Recorded data:

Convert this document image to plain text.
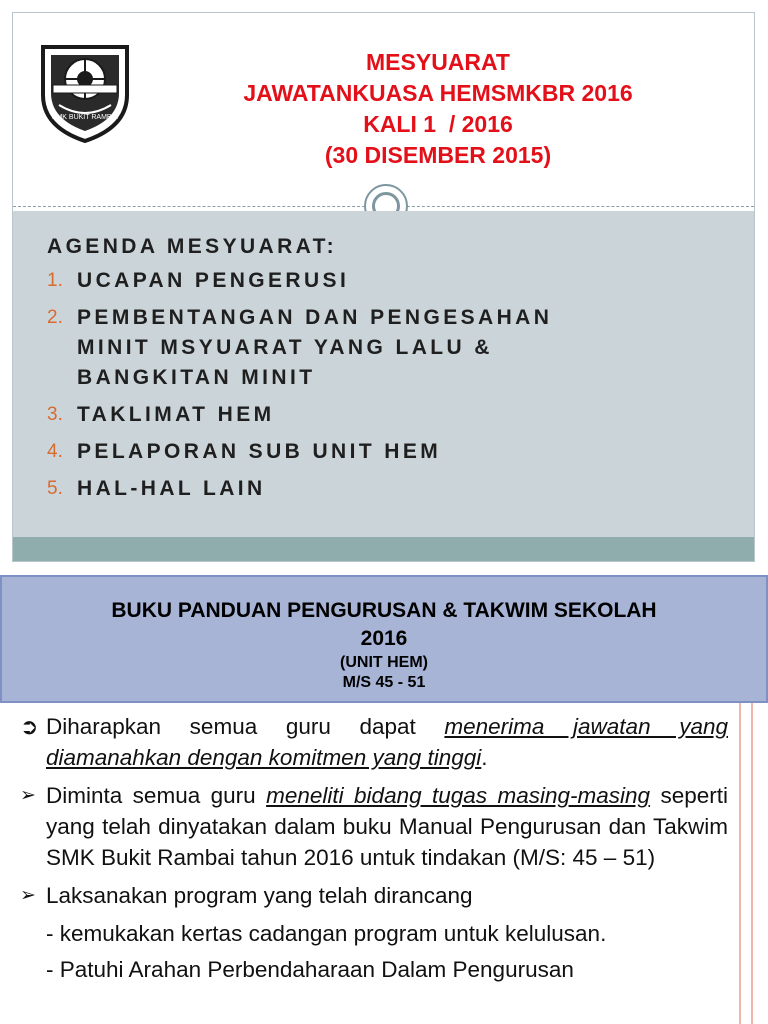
SMK BUKIT RAMBAI
MESYUARAT
JAWATANKUASA HEMSMKBR 2016
KALI 1  / 2016
(30 DISEMBER 2015)
AGENDA MESYUARAT:
1. UCAPAN PENGERUSI
2. PEMBENTANGAN DAN PENGESAHAN
MINIT MSYUARAT YANG LALU &
BANGKITAN MINIT
3. TAKLIMAT HEM
4. PELAPORAN SUB UNIT HEM
5. HAL-HAL LAIN
BUKU PANDUAN PENGURUSAN & TAKWIM SEKOLAH
2016
(UNIT HEM)
M/S 45 - 51
➲ Diharapkan semua guru dapat menerima jawatan yang diamanahkan dengan komitmen yang tinggi.
➢ Diminta semua guru meneliti bidang tugas masing-masing seperti yang telah dinyatakan dalam buku Manual Pengurusan dan Takwim SMK Bukit Rambai tahun 2016 untuk tindakan (M/S: 45 – 51)
➢ Laksanakan program yang telah dirancang
- kemukakan kertas cadangan program untuk kelulusan.
- Patuhi Arahan Perbendaharaan Dalam Pengurusan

# [GIVEN EXERCISE]
Leave the pictures out and output the rest of the listing exactly.

# [TASK SOLUTION]
Convert this document image to plain text.
SMK BUKIT RAMBAI
MESYUARAT
JAWATANKUASA HEMSMKBR 2016
KALI 1  / 2016
(30 DISEMBER 2015)
AGENDA MESYUARAT:
1. UCAPAN PENGERUSI
2. PEMBENTANGAN DAN PENGESAHAN
MINIT MSYUARAT YANG LALU &
BANGKITAN MINIT
3. TAKLIMAT HEM
4. PELAPORAN SUB UNIT HEM
5. HAL-HAL LAIN
BUKU PANDUAN PENGURUSAN & TAKWIM SEKOLAH
2016
(UNIT HEM)
M/S 45 - 51
➲ Diharapkan semua guru dapat menerima jawatan yang diamanahkan dengan komitmen yang tinggi.
➢ Diminta semua guru meneliti bidang tugas masing-masing seperti yang telah dinyatakan dalam buku Manual Pengurusan dan Takwim SMK Bukit Rambai tahun 2016 untuk tindakan (M/S: 45 – 51)
➢ Laksanakan program yang telah dirancang
- kemukakan kertas cadangan program untuk kelulusan.
- Patuhi Arahan Perbendaharaan Dalam Pengurusan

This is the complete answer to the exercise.